Extract, from the listing that follows, each line containing the word "lang".

Collected data:
════════════════════
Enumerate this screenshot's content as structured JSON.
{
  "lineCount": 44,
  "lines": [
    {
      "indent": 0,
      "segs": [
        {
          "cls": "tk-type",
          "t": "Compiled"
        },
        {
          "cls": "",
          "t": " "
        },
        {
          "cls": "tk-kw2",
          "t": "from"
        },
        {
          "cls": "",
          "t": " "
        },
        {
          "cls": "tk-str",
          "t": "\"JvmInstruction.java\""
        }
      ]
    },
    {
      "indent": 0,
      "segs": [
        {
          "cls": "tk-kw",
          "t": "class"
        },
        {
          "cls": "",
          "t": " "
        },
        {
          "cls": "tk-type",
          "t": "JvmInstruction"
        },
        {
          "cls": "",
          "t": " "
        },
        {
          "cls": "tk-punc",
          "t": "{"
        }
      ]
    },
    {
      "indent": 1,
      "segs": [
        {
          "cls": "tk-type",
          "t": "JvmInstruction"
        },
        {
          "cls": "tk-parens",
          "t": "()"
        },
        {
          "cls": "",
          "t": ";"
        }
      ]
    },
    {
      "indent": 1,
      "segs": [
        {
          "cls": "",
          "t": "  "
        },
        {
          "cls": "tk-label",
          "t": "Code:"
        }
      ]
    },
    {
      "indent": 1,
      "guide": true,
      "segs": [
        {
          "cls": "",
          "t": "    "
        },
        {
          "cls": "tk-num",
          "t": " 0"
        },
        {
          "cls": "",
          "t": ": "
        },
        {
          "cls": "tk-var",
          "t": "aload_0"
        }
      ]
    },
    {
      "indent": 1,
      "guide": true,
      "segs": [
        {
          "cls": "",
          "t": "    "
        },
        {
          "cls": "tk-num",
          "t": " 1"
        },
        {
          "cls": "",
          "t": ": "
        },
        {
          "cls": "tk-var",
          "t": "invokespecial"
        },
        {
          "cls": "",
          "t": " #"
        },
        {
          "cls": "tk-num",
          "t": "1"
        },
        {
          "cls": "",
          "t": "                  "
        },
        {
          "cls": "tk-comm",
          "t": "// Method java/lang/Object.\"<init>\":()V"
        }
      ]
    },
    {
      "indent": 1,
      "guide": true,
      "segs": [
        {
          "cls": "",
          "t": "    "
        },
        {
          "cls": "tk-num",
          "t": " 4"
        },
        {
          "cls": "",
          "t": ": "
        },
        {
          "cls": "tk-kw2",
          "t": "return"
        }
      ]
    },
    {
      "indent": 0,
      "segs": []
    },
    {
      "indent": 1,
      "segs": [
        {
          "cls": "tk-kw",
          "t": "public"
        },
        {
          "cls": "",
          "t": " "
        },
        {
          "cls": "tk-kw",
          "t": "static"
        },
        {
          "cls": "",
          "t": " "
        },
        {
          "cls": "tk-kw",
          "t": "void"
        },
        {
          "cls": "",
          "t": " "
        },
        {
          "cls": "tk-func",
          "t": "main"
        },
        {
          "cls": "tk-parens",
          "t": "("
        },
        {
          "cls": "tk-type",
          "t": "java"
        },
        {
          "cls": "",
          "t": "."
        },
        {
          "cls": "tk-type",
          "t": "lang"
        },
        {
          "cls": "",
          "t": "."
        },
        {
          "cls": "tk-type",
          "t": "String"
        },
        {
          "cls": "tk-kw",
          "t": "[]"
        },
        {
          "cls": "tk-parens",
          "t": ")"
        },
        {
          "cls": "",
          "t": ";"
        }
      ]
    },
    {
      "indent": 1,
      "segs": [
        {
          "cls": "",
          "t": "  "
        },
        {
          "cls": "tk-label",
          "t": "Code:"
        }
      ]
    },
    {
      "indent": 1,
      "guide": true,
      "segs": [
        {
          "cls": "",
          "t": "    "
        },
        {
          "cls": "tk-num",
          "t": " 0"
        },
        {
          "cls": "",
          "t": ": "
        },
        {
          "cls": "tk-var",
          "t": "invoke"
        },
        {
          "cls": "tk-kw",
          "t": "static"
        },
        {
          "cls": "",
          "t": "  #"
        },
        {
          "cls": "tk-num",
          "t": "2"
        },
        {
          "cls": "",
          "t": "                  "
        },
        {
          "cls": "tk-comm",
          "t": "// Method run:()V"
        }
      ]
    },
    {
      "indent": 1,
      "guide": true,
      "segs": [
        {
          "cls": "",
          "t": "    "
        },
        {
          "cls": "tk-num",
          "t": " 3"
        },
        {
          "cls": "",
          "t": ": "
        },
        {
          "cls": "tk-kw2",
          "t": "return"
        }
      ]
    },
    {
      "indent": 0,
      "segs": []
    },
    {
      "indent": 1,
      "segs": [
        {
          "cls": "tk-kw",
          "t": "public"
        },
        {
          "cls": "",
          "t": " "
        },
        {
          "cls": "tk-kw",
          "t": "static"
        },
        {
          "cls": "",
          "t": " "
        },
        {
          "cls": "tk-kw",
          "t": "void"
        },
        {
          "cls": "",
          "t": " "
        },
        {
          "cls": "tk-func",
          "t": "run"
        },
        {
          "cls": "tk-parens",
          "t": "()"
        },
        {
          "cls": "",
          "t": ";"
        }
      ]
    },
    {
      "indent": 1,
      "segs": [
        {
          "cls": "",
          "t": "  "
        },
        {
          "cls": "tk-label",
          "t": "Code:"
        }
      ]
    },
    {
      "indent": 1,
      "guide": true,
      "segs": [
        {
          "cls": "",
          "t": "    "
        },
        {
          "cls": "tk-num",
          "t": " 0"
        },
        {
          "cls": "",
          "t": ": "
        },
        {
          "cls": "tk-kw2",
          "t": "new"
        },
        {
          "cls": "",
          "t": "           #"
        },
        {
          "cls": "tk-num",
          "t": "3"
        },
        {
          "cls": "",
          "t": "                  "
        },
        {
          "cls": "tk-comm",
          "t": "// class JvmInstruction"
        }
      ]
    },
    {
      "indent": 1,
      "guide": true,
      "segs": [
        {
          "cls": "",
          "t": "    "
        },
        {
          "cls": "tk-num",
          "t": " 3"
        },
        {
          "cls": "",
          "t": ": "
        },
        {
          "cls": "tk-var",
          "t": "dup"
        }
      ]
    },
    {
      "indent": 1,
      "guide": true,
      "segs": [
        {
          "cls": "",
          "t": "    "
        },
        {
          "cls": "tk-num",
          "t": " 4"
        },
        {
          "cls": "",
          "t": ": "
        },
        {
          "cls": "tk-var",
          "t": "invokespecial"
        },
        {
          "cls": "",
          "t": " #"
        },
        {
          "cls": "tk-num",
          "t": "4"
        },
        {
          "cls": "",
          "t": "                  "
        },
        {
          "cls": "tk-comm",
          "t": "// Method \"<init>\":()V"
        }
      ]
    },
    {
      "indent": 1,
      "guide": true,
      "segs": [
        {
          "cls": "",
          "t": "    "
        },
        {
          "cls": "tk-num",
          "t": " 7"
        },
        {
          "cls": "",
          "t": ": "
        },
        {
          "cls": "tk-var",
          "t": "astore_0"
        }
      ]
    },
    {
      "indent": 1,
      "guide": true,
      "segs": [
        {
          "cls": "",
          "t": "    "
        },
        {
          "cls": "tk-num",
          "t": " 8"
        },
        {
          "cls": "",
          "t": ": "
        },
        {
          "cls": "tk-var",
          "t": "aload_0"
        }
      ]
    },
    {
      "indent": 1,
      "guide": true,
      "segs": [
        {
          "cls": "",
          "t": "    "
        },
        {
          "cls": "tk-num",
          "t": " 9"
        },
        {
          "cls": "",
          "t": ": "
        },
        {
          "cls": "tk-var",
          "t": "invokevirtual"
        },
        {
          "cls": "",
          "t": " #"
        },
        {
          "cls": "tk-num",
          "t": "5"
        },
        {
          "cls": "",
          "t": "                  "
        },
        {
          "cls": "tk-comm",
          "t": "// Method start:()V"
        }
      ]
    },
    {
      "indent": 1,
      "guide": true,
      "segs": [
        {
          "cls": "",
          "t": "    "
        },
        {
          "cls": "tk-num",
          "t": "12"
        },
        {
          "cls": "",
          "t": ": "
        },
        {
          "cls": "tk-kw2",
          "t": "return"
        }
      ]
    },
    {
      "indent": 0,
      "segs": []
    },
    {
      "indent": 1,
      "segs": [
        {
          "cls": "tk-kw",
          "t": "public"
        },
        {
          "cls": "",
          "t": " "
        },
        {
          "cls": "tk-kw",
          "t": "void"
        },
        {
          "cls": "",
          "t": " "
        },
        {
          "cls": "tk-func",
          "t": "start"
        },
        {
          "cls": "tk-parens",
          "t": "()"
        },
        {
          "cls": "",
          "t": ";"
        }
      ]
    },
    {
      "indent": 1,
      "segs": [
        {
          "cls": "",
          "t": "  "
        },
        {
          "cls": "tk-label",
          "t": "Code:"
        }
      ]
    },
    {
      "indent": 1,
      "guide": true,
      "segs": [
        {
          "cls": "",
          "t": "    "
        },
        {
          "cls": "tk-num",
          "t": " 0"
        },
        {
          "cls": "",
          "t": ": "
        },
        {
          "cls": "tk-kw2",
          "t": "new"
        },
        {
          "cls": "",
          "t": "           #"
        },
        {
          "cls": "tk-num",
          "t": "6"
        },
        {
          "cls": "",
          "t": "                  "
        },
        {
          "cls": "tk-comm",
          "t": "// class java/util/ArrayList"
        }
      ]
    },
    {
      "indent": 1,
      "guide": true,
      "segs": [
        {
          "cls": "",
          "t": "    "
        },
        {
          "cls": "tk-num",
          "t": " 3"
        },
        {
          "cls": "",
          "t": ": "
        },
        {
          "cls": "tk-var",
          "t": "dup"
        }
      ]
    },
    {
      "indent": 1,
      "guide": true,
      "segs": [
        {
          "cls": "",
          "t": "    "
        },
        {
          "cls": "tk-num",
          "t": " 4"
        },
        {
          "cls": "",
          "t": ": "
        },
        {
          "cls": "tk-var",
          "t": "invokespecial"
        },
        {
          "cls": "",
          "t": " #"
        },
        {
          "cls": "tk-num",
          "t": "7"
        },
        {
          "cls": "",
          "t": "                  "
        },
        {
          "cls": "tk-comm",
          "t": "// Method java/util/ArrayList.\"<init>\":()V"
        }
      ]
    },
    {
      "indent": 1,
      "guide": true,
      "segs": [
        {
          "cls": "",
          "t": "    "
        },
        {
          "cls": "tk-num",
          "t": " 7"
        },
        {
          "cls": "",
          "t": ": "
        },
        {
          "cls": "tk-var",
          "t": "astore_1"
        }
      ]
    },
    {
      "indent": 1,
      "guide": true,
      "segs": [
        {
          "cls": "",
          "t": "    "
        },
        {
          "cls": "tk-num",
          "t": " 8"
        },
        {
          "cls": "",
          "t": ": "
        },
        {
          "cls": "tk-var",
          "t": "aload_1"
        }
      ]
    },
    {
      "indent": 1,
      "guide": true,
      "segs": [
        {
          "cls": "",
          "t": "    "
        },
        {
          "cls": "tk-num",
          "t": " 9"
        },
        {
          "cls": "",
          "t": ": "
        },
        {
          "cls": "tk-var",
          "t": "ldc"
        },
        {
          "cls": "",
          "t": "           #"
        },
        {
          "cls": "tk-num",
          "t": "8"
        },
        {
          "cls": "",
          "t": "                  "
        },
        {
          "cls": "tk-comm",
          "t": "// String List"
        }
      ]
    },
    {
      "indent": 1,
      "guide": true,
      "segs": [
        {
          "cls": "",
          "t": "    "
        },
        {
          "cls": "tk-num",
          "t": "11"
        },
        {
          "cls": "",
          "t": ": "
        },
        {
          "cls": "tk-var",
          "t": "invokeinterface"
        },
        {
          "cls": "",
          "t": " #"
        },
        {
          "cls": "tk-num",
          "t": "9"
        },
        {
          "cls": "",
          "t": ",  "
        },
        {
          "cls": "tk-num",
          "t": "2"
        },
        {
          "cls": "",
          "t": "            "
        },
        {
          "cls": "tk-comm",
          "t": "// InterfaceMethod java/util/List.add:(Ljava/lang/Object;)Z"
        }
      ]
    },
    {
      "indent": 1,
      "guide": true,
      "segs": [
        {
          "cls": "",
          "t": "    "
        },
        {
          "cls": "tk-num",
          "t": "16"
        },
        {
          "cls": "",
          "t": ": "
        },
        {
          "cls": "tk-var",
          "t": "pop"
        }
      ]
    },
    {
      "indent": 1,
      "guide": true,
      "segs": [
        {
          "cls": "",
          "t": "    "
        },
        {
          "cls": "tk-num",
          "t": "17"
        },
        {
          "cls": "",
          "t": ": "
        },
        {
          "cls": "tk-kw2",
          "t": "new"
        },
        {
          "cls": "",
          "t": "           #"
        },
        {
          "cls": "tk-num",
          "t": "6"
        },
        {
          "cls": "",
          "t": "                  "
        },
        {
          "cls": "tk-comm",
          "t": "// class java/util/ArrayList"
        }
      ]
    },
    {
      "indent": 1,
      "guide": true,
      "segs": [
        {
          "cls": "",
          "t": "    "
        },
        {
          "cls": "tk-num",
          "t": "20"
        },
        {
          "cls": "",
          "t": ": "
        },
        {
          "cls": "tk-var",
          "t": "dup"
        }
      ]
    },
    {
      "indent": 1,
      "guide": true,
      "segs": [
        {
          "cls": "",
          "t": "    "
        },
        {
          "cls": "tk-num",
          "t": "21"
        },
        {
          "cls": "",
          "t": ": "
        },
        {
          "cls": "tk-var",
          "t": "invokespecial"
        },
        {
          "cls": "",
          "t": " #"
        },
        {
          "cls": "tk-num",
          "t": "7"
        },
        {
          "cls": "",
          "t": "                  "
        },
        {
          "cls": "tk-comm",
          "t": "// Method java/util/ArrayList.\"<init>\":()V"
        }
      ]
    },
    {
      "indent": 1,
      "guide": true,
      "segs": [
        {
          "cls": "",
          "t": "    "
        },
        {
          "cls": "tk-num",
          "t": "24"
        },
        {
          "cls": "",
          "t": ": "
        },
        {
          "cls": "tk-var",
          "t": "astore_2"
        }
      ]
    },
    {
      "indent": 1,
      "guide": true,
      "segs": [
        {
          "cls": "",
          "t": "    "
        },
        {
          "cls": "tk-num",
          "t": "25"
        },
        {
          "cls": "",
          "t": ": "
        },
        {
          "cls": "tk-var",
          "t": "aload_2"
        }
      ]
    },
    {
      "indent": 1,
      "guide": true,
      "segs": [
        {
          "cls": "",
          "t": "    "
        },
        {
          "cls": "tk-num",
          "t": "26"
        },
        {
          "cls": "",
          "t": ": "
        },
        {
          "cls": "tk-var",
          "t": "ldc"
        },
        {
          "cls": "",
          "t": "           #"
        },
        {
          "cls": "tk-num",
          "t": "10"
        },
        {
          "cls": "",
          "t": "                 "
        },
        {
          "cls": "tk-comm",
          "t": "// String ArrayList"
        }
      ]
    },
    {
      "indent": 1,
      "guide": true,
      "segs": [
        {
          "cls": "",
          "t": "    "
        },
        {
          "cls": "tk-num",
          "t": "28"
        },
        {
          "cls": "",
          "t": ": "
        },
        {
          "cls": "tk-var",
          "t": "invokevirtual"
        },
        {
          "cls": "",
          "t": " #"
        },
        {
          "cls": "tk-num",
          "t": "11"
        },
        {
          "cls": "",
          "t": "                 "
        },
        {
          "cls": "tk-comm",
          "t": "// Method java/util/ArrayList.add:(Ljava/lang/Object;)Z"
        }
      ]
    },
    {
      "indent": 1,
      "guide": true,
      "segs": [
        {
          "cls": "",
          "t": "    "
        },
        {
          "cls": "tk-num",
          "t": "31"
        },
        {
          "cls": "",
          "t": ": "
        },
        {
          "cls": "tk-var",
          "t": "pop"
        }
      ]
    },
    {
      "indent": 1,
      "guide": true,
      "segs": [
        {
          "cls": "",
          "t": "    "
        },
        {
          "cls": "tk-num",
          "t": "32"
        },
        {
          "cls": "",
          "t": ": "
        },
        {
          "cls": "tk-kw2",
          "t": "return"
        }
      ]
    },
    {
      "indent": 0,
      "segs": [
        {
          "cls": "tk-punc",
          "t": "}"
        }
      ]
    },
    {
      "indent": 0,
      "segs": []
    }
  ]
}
════════════════════
#### EXERCISE OUTPUT:
          "t": "// Method java/lang/Object.\"<init>\":()V"
          "t": "lang"
          "t": "// InterfaceMethod java/util/List.add:(Ljava/lang/Object;)Z"
          "t": "// Method java/util/ArrayList.add:(Ljava/lang/Object;)Z"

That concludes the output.